[Recorded data]
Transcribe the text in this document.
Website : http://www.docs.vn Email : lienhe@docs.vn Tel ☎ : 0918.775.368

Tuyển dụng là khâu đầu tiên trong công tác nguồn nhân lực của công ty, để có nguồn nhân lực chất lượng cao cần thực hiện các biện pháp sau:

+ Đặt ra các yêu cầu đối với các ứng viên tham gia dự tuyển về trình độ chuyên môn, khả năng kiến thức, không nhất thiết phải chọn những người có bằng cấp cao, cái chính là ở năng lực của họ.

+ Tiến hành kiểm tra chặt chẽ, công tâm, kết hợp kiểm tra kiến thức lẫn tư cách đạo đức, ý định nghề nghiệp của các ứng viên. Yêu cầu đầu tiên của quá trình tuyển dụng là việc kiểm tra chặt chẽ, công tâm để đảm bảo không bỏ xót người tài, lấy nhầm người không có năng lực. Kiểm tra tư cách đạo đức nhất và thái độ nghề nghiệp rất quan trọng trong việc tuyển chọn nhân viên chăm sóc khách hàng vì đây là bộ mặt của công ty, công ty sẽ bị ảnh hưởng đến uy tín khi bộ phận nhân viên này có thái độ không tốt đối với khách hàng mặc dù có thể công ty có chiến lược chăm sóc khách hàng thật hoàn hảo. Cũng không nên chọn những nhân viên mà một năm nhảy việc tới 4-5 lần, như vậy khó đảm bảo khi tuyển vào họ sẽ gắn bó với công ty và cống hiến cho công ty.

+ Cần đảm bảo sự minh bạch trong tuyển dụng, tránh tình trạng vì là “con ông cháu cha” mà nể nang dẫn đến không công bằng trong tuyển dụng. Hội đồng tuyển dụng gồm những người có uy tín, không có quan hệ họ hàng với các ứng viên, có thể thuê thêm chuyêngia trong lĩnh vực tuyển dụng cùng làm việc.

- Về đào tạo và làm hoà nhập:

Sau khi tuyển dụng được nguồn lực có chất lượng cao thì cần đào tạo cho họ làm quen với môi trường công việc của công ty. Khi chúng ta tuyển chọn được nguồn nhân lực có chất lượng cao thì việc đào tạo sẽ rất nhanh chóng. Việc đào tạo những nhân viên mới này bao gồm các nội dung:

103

#### Job
Write the material out again word for word.

#### Task response
Transcribe the text in this document.
Website : http://www.docs.vn Email : lienhe@docs.vn Tel ☎ : 0918.775.368

Tuyển dụng là khâu đầu tiên trong công tác nguồn nhân lực của công ty, để có nguồn nhân lực chất lượng cao cần thực hiện các biện pháp sau:

+ Đặt ra các yêu cầu đối với các ứng viên tham gia dự tuyển về trình độ chuyên môn, khả năng kiến thức, không nhất thiết phải chọn những người có bằng cấp cao, cái chính là ở năng lực của họ.

+ Tiến hành kiểm tra chặt chẽ, công tâm, kết hợp kiểm tra kiến thức lẫn tư cách đạo đức, ý định nghề nghiệp của các ứng viên. Yêu cầu đầu tiên của quá trình tuyển dụng là việc kiểm tra chặt chẽ, công tâm để đảm bảo không bỏ xót người tài, lấy nhầm người không có năng lực. Kiểm tra tư cách đạo đức nhất và thái độ nghề nghiệp rất quan trọng trong việc tuyển chọn nhân viên chăm sóc khách hàng vì đây là bộ mặt của công ty, công ty sẽ bị ảnh hưởng đến uy tín khi bộ phận nhân viên này có thái độ không tốt đối với khách hàng mặc dù có thể công ty có chiến lược chăm sóc khách hàng thật hoàn hảo. Cũng không nên chọn những nhân viên mà một năm nhảy việc tới 4-5 lần, như vậy khó đảm bảo khi tuyển vào họ sẽ gắn bó với công ty và cống hiến cho công ty.

+ Cần đảm bảo sự minh bạch trong tuyển dụng, tránh tình trạng vì là “con ông cháu cha” mà nể nang dẫn đến không công bằng trong tuyển dụng. Hội đồng tuyển dụng gồm những người có uy tín, không có quan hệ họ hàng với các ứng viên, có thể thuê thêm chuyêngia trong lĩnh vực tuyển dụng cùng làm việc.

- Về đào tạo và làm hoà nhập:

Sau khi tuyển dụng được nguồn lực có chất lượng cao thì cần đào tạo cho họ làm quen với môi trường công việc của công ty. Khi chúng ta tuyển chọn được nguồn nhân lực có chất lượng cao thì việc đào tạo sẽ rất nhanh chóng. Việc đào tạo những nhân viên mới này bao gồm các nội dung:

103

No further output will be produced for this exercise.